* BEGIN SELECTED EXCERPT *

Methodology

Counting findings rewards volume, not skill. This ranking instead measures differentiated quality: when several firms review the same protocol, who catches what the others miss?

The leaderboard and trends are recomputed in your browser. Severity weights are anchored to a Critical; sliders set High and Medium relative to it, plus the minimum number of co-audited protocols a firm needs to be ranked. (Solodit reports Critical findings as High, so we recover them from the report's severity tag.)

1. Source data

Findings come from Solodit, which aggregates reports from major audit firms and contest platforms. Each finding carries a firm, a protocol, a severity, and a date. We track a fixed roster of ~30 firms.

2. Co-audited protocols

We keep only protocols reviewed by two or more tracked firms. Firms audit the same protocol months or years apart, so co-audit is defined across time, not within a single quarter. A protocol's “roster” is the set of firms that reported at least one finding on it.

3. Matching the same vulnerability

Different firms describe the same bug differently. We cluster findings on each protocol into distinct underlying issues — using a language model to judge semantic equivalence, with a deterministic token-overlap fallback. A clustering eval against a labeled set guards against drift.

* END SELECTED EXCERPT *
* BEGIN MATERIAL PROVIDED *

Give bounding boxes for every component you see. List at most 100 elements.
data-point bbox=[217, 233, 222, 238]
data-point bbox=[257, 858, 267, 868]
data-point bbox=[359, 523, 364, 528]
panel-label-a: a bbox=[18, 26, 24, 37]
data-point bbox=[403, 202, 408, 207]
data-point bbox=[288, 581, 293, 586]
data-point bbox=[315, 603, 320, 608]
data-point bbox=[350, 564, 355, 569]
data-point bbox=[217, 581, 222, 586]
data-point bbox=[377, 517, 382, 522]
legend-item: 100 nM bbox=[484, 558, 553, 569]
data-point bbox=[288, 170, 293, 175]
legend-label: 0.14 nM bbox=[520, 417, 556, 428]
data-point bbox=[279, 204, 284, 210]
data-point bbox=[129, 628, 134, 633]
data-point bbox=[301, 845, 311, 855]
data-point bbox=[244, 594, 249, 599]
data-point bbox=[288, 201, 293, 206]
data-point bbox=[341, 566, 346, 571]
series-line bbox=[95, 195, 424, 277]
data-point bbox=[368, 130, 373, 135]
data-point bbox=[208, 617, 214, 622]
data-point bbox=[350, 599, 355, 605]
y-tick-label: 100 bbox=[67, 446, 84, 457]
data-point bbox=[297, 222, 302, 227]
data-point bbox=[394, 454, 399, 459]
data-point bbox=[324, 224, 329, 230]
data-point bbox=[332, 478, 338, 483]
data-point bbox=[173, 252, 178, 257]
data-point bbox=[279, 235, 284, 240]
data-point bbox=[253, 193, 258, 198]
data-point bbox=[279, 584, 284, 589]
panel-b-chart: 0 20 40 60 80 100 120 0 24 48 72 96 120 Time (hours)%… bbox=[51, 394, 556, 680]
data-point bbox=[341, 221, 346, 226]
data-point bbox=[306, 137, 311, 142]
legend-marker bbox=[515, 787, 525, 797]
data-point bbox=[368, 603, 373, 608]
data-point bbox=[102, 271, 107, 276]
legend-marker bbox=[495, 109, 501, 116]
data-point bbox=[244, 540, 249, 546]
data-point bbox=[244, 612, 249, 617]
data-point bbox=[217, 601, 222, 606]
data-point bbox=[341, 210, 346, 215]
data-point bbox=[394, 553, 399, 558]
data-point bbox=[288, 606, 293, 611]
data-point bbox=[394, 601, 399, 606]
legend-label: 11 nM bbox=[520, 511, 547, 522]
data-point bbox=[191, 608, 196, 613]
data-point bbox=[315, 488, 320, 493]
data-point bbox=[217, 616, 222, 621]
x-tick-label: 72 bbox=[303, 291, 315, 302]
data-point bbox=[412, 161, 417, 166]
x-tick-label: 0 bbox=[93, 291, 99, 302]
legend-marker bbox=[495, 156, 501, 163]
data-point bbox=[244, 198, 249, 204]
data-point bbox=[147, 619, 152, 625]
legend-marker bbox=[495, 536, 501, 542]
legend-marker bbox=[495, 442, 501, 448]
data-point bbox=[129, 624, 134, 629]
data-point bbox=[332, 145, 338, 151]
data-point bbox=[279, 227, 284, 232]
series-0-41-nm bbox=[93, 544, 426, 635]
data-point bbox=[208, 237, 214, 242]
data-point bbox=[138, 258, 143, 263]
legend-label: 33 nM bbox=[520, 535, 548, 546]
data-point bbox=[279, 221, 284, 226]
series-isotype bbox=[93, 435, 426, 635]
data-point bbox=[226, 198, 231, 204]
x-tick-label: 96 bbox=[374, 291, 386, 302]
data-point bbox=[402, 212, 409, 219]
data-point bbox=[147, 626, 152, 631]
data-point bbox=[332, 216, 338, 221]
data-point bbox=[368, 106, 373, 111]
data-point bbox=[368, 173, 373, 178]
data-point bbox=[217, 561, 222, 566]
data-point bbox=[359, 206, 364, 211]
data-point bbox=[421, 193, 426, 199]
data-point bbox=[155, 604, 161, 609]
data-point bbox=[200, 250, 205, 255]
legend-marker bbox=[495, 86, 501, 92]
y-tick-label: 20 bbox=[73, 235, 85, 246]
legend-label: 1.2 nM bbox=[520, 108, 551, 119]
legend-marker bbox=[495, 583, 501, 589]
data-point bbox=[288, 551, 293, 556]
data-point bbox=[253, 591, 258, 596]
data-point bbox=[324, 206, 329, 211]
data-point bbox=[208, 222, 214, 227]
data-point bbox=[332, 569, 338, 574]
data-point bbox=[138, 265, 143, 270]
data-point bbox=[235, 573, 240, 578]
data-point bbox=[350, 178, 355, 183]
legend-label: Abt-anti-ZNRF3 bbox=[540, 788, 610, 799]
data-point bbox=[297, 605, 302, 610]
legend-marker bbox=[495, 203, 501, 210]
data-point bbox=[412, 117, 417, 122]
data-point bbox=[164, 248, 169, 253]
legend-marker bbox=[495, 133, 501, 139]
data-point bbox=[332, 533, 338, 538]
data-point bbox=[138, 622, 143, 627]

* END MATERIAL PROVIDED *

WHAT TO DO ▸
1. In the methodology page, what makes up a protocol's "roster"?
2. Quote the methodology page from "We keep only" to "guards against drift.".
The lines above come from a source separate from the methodology page.

RESPONSES ▸
1. A protocol's roster is the set of firms that reported at least one finding on it.

2.
We keep only protocols reviewed by two or more tracked firms. Firms audit the same protocol months or years apart, so co-audit is defined across time, not within a single quarter. A protocol's “roster” is the set of firms that reported at least one finding on it.

3. Matching the same vulnerability

Different firms describe the same bug differently. We cluster findings on each protocol into distinct underlying issues — using a language model to judge semantic equivalence, with a deterministic token-overlap fallback. A clustering eval against a labeled set guards against drift.